--- Records supplied ---

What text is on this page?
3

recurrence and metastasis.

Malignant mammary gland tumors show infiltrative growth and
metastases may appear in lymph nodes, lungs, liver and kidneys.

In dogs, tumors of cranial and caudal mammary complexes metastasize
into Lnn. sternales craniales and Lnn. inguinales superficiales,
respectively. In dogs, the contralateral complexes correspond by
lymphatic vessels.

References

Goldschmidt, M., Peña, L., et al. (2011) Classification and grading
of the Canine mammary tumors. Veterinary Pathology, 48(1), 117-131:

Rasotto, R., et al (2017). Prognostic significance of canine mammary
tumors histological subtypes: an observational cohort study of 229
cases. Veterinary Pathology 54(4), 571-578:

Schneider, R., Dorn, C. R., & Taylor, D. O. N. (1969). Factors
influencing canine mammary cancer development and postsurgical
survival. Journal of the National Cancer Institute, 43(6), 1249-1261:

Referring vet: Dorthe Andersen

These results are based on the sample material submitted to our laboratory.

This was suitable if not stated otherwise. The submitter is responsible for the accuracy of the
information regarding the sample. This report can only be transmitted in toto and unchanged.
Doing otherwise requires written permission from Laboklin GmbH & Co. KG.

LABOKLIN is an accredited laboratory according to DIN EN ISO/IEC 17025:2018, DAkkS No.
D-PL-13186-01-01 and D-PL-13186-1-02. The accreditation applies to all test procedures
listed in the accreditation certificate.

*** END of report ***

---
--- Records supplied ---

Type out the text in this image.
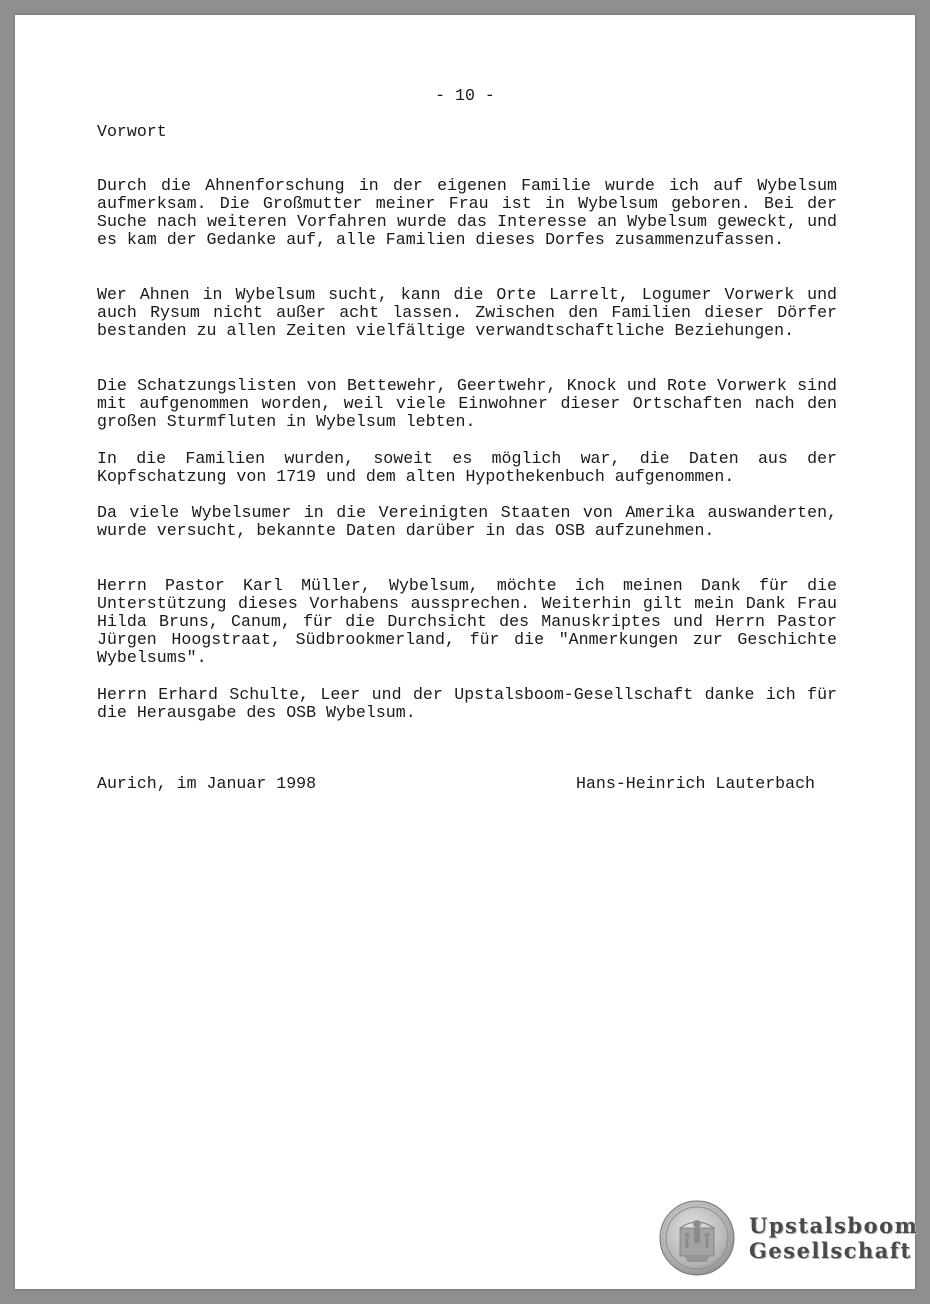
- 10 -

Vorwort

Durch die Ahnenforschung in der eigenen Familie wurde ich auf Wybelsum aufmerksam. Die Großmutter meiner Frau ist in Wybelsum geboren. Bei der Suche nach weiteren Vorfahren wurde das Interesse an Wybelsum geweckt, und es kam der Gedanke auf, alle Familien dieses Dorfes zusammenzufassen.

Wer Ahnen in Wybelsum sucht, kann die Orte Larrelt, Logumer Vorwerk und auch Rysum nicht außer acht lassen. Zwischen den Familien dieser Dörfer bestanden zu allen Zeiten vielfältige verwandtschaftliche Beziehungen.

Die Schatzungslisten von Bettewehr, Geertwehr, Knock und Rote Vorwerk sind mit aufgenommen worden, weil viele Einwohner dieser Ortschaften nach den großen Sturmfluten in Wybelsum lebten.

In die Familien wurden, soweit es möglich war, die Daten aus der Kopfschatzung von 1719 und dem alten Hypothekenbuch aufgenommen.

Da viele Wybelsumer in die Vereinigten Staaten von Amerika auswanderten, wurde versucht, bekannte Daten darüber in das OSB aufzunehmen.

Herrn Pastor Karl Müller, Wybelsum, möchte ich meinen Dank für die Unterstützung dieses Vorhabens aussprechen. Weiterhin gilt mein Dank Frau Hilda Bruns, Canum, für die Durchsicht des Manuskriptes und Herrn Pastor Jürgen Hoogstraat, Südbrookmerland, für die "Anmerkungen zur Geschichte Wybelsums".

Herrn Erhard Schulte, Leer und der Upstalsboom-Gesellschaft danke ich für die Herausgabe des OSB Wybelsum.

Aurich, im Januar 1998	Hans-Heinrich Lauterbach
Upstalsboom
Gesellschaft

---
--- Records supplied ---

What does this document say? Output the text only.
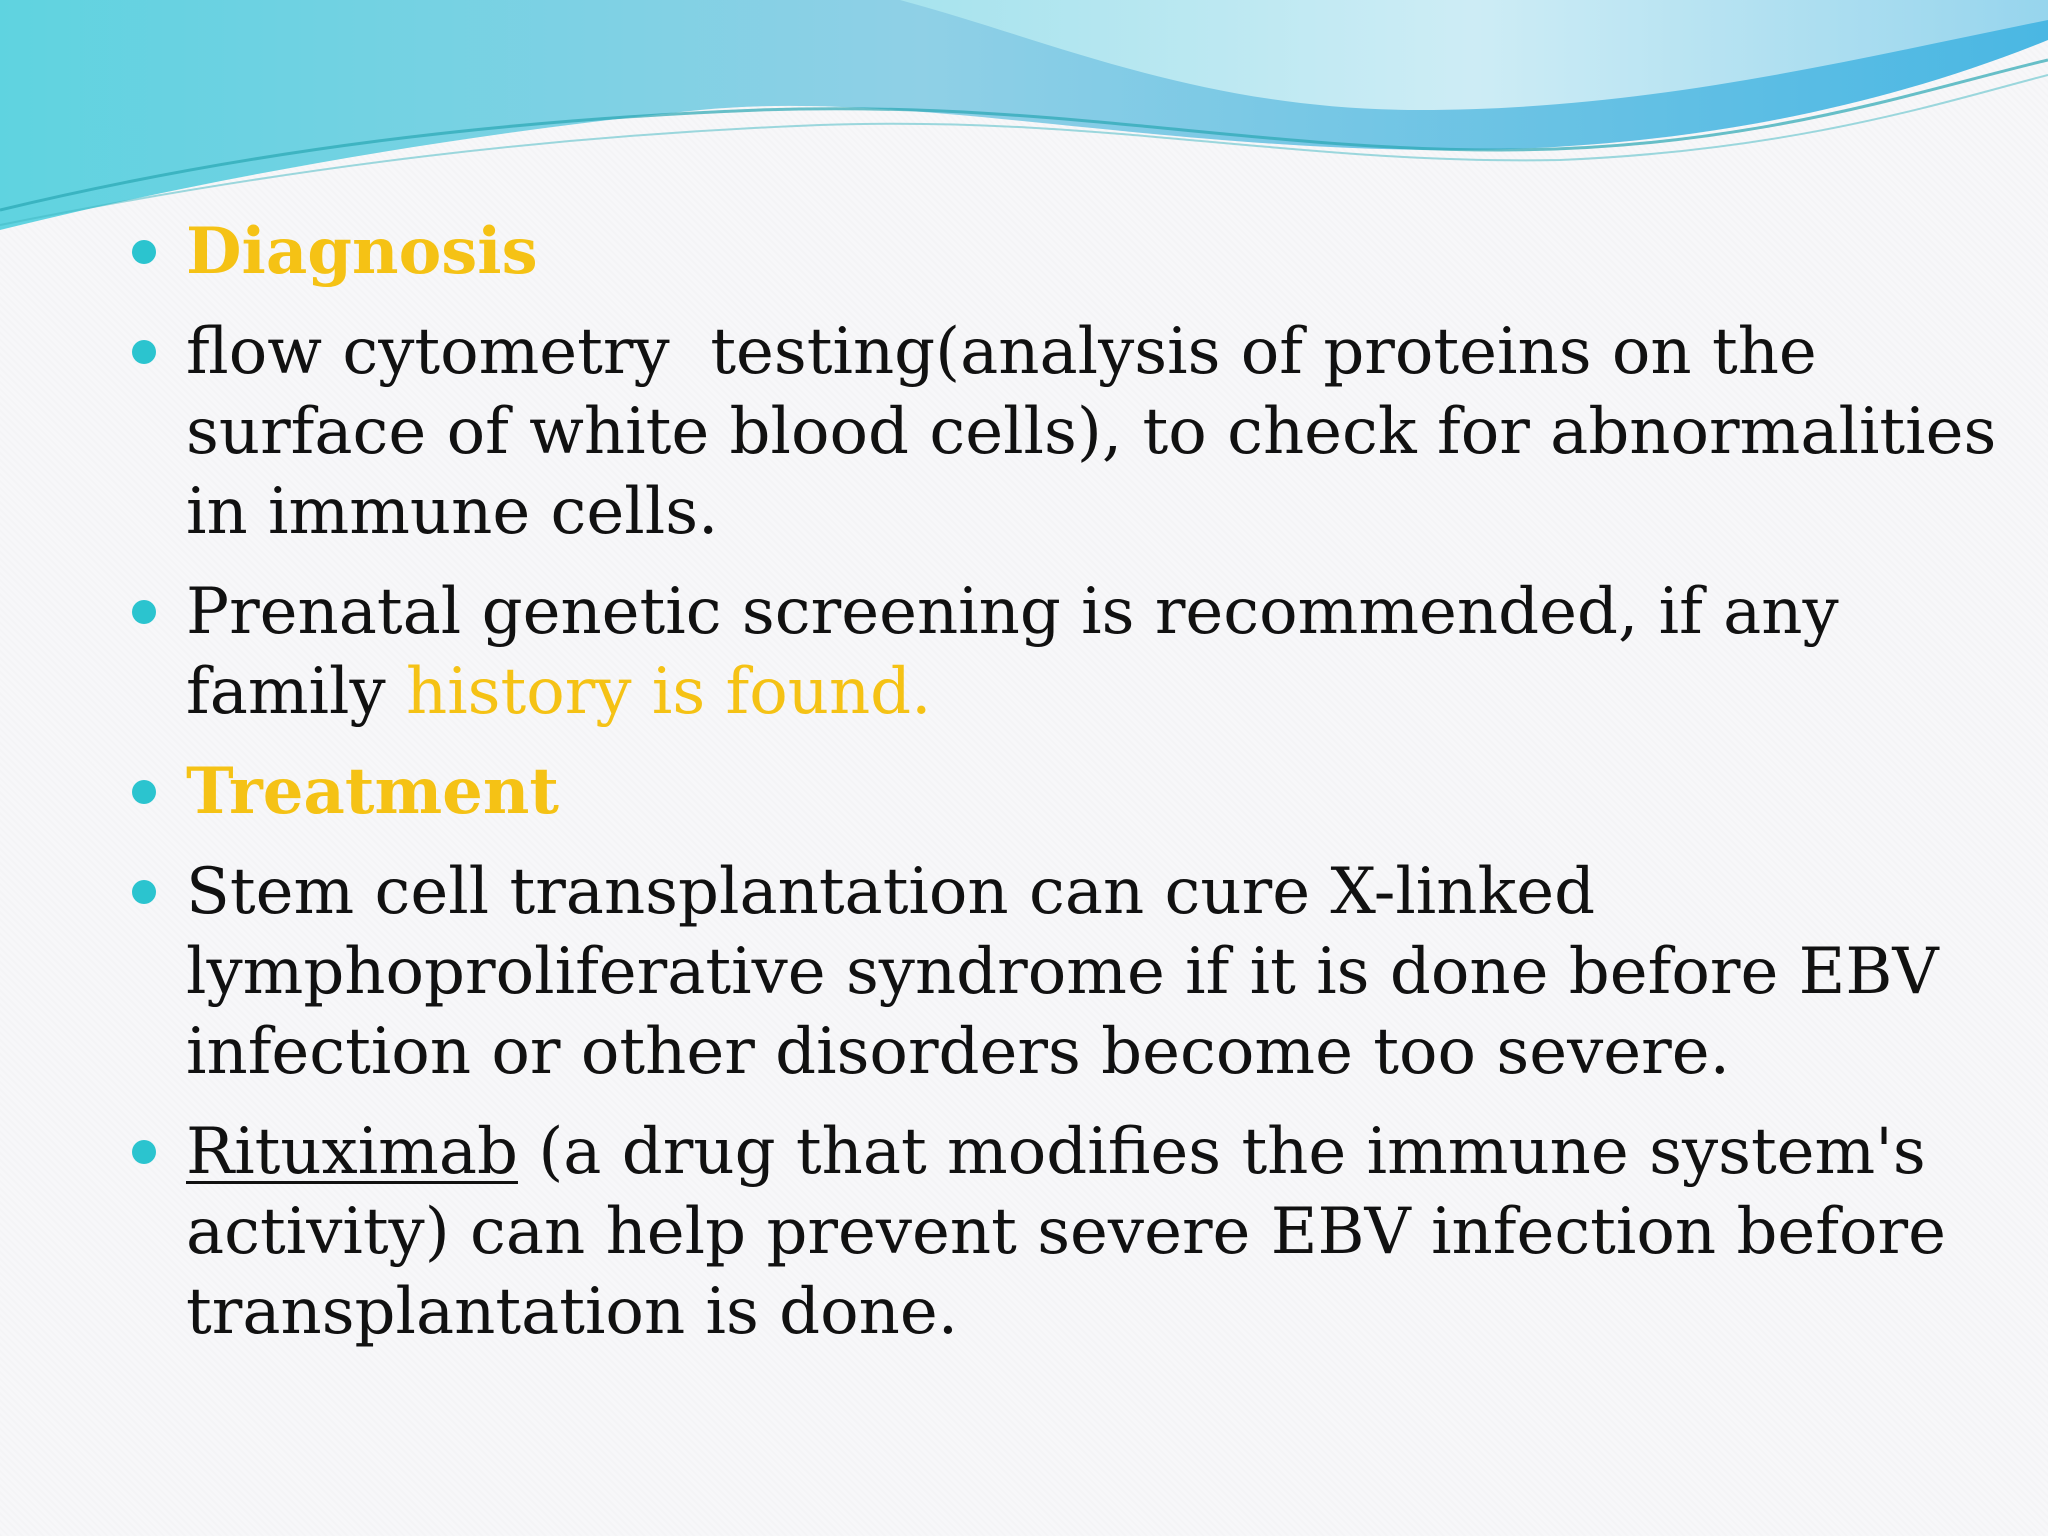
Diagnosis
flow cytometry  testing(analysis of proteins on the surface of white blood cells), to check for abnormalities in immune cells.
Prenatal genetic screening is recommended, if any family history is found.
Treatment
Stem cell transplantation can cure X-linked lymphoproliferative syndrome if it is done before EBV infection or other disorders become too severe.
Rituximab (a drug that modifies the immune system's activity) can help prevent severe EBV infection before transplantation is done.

---

In the entries above, copy each line that contains the string "report".

information regarding the sample. This report can only be transmitted in toto and unchanged.
*** END of report ***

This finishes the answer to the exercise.